Fragmento de origen -
—————
Los discursos de la posmodernidad

Eso deja paso, en los años ochenta, a los discursos variados de la posmodernidad, y, por extensión, en las disciplinas sociales, a lo que se llamó "giro lingüístico", o sea, el despertar del sueño del langage de bois ideológico heredado de los años treinta. Dicho claramente con un ejemplo: la comprensión de que el proletariado o la burguesía no son un hecho, sino sólo una idea explicativa, y, por cierto, no precisamente una idea que soportara bien ser inspeccionada a fondo. Al mismo tiempo, la discusión sobre la postindustrialidad significó que, por primera vez, se cuestionaba de un modo generalizado la suposición de la producción como clave de cualquier concepción de la economía. Se llegó a tener cierta conciencia de que, en algunos lugares, se vivía una relativa riqueza colectiva, marcada por la tendencia a la vida larga y a la aparición de personas ancianas -no de sesenta años, sino de más de ochenta años de edad- en número suficiente como para poder ser consideradas como grupo social. Se empieza a hablar así de ondas tecnológicas (Alvin Toffler), y también de una concepción de poder derivado del dominio de la información - por primera vez posible gracias al ordenador personal y a la cada vez más compleja red de interconexiones electrónicas - y no de la capacidad de control y administración (la "sociedad del conocimiento", de Peter Drucker, propugnada desde los años sesenta y setenta en la teoría del management).
—————
Ítems proporcionados -
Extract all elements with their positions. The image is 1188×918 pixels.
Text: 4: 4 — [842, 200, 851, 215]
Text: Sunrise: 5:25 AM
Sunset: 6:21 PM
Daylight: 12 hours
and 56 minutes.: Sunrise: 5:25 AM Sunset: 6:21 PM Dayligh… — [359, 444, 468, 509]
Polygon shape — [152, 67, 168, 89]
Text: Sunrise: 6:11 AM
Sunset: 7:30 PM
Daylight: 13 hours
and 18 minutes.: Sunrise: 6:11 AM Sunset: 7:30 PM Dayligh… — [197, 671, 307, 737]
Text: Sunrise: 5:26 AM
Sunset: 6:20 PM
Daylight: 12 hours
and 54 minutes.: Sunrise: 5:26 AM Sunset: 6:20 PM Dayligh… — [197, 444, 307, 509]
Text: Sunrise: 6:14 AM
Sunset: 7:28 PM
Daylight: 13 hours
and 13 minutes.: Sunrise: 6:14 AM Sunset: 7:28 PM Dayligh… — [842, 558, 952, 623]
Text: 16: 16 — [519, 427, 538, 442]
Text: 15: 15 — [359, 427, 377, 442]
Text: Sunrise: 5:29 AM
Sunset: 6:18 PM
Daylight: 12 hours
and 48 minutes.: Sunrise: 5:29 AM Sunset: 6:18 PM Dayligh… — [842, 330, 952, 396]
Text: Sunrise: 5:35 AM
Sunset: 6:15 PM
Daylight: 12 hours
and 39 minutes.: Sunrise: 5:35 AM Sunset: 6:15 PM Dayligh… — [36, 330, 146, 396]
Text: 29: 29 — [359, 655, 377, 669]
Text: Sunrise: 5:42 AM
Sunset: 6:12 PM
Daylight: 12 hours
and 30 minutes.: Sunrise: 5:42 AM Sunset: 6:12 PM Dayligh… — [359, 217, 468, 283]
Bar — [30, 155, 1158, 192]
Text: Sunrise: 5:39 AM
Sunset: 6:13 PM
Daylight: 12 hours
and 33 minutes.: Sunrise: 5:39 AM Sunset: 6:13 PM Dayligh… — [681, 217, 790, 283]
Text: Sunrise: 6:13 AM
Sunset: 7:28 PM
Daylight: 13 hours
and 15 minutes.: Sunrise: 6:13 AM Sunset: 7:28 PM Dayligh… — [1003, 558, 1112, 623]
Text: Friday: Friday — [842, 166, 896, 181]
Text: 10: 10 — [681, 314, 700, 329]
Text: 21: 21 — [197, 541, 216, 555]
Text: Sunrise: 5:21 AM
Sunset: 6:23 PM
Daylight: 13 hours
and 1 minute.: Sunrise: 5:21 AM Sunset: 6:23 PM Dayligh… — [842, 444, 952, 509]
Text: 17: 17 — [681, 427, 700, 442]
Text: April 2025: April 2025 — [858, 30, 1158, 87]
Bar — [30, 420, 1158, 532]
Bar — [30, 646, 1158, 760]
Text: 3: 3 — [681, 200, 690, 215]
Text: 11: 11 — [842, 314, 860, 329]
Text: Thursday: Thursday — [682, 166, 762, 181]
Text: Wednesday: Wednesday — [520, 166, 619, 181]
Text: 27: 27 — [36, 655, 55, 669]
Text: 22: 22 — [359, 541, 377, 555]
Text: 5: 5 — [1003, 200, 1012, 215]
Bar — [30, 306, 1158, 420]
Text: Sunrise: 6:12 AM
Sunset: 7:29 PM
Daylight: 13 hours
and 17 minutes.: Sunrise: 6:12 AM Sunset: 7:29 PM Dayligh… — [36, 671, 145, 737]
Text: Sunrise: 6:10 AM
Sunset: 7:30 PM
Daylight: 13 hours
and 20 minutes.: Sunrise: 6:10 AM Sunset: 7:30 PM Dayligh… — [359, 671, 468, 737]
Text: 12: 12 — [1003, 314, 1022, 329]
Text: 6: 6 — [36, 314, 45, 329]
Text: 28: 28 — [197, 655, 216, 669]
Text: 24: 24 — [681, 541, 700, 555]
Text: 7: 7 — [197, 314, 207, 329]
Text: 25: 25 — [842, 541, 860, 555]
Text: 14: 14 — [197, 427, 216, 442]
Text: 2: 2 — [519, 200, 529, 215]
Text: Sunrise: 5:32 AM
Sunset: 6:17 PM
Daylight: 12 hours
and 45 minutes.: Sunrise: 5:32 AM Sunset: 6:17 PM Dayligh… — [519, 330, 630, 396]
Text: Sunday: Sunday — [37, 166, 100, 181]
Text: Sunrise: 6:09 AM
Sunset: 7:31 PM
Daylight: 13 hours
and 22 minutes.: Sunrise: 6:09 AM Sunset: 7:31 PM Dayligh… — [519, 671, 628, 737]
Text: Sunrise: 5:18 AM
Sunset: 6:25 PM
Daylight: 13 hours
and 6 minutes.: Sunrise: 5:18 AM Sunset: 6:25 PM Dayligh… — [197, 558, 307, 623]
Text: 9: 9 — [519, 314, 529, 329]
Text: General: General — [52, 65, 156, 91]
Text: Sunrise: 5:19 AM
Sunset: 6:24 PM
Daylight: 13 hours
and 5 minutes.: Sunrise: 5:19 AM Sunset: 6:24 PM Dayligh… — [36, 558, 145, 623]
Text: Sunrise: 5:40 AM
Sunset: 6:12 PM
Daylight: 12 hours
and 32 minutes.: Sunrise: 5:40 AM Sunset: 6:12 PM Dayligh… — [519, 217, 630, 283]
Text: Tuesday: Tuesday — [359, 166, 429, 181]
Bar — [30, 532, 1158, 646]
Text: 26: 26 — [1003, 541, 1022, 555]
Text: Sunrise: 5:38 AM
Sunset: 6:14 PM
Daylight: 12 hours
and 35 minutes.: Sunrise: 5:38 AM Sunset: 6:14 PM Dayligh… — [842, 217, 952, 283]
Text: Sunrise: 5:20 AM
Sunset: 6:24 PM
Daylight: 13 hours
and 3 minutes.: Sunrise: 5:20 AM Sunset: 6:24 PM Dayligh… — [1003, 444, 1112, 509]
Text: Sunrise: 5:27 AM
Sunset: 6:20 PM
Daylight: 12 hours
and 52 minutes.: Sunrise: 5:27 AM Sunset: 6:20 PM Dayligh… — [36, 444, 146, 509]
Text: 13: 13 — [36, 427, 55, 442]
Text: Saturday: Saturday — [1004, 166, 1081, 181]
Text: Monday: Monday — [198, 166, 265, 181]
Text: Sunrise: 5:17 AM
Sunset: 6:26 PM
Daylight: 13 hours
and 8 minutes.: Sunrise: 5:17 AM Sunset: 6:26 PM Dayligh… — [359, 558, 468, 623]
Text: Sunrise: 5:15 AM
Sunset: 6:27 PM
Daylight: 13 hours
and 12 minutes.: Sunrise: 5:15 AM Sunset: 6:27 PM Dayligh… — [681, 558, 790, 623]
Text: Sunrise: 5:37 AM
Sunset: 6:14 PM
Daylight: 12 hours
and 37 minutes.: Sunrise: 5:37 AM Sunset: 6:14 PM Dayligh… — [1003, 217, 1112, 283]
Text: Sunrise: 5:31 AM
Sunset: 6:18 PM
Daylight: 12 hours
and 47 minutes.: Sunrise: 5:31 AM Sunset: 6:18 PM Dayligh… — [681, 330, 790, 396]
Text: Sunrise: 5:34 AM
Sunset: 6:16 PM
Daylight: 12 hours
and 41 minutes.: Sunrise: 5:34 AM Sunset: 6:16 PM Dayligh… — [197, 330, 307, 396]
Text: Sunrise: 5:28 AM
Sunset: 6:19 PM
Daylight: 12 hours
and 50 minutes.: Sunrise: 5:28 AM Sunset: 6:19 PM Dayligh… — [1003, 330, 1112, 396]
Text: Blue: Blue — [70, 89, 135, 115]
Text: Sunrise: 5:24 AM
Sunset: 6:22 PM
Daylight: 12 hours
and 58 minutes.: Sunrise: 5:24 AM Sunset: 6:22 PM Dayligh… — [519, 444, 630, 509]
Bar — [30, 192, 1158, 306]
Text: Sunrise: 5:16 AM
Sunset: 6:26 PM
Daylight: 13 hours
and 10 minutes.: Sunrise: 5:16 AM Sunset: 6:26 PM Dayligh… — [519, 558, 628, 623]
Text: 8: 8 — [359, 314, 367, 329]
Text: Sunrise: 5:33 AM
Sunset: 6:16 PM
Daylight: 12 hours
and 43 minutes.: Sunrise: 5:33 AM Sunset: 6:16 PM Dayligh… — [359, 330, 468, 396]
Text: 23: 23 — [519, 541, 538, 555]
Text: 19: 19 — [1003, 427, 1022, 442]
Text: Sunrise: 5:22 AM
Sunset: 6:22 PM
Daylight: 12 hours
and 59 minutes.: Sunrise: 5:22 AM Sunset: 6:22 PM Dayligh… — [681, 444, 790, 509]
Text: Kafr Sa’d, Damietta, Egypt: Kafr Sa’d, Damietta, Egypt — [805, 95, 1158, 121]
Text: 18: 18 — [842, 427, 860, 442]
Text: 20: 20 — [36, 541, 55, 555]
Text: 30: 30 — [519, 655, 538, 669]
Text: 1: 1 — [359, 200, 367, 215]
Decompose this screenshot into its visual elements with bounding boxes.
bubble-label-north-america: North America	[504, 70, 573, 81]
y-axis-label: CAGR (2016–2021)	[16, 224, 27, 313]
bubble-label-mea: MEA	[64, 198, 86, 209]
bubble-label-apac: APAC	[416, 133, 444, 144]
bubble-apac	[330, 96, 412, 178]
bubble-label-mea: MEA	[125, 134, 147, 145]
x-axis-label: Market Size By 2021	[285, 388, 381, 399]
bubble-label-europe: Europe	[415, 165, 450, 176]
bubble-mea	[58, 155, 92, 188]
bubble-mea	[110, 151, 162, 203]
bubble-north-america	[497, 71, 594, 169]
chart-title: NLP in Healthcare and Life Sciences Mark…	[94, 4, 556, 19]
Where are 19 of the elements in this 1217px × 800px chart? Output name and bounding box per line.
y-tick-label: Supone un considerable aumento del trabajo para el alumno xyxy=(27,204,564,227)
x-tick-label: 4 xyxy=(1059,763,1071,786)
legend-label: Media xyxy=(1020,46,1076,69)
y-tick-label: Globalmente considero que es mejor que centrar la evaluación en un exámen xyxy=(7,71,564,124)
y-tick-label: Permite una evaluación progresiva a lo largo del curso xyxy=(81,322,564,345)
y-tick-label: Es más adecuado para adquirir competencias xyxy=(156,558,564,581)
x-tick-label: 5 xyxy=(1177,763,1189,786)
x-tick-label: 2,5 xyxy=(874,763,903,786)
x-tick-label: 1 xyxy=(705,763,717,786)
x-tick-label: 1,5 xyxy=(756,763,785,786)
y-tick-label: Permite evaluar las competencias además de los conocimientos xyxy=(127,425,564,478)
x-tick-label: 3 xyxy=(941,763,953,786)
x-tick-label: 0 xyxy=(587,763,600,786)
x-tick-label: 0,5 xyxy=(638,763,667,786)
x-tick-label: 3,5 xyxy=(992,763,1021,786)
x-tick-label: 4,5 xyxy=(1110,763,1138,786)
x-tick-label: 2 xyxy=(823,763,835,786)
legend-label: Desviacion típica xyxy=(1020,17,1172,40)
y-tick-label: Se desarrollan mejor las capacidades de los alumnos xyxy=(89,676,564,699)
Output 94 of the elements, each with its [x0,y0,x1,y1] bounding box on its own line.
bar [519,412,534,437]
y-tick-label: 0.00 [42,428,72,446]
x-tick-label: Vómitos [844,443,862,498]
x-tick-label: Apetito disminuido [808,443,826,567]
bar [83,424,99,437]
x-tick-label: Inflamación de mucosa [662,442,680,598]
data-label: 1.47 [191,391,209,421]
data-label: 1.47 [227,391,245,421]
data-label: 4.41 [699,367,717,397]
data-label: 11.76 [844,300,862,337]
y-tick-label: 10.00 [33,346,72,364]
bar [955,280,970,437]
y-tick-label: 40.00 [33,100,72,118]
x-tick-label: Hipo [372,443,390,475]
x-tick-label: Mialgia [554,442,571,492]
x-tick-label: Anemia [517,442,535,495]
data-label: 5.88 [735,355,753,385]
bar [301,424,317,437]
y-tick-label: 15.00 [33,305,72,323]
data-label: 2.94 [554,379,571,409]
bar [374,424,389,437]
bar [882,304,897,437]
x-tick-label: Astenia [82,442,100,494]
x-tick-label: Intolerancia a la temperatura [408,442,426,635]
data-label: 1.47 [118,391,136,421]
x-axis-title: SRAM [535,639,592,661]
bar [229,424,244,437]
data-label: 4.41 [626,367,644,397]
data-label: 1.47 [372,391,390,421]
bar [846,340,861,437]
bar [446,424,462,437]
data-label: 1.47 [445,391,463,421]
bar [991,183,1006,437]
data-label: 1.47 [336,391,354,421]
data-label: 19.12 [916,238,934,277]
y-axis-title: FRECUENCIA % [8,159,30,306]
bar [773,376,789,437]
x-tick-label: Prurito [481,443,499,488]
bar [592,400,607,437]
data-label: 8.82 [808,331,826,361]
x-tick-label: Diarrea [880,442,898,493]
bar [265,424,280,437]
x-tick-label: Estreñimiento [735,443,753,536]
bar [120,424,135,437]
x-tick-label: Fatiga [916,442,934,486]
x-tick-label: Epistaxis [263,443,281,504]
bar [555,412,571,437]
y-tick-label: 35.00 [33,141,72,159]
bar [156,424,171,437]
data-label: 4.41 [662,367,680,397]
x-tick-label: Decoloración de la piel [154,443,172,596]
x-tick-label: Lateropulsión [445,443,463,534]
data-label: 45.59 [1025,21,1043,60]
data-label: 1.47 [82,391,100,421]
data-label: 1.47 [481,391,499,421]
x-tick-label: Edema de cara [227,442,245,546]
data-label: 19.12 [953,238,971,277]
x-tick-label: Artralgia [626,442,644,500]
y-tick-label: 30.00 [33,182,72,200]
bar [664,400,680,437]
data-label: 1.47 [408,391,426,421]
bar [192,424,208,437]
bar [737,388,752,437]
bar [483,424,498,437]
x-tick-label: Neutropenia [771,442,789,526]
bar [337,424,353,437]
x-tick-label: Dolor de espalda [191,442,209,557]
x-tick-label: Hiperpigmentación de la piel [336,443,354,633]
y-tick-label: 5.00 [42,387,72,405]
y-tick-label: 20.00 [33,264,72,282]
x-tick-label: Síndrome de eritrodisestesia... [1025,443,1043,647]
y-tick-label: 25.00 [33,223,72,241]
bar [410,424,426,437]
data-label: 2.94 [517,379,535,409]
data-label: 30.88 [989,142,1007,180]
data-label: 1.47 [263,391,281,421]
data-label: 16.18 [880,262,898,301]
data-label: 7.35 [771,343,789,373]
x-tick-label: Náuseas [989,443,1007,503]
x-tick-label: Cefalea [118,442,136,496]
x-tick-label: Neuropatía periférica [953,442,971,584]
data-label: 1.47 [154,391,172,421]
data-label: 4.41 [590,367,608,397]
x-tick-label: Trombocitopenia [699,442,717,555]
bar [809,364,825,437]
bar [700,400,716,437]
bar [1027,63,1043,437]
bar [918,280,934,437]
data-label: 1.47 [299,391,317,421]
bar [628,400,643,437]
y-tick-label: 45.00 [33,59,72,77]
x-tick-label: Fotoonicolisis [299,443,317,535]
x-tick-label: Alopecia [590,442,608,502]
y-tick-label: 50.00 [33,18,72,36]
—————
Tarea A - En el fragmento sobre la posmodernidad, ¿a quién se atribuye la "sociedad del conocimiento"?
Tarea B - Indica si cada afirmación coincide con el fragmento de origen y cita las palabras que lo deciden: (i) el "giro lingüístico" en las disciplinas sociales se sitúa en los años ochenta; (ii) las personas ancianas consideradas como grupo social eran las de sesenta años; (iii) las ondas tecnológicas se asocian con Peter Drucker.
Los ítems proceden de una fuente distinta.

Solución A - A Peter Drucker.

Solución B -
(i) Sí: «Eso deja paso, en los años ochenta, a los discursos variados de la posmodernidad, y, por extensión, en las disciplinas sociales, a lo que se llamó "giro lingüístico"».
(ii) No: «no de sesenta años, sino de más de ochenta años de edad».
(iii) No: «ondas tecnológicas (Alvin Toffler)».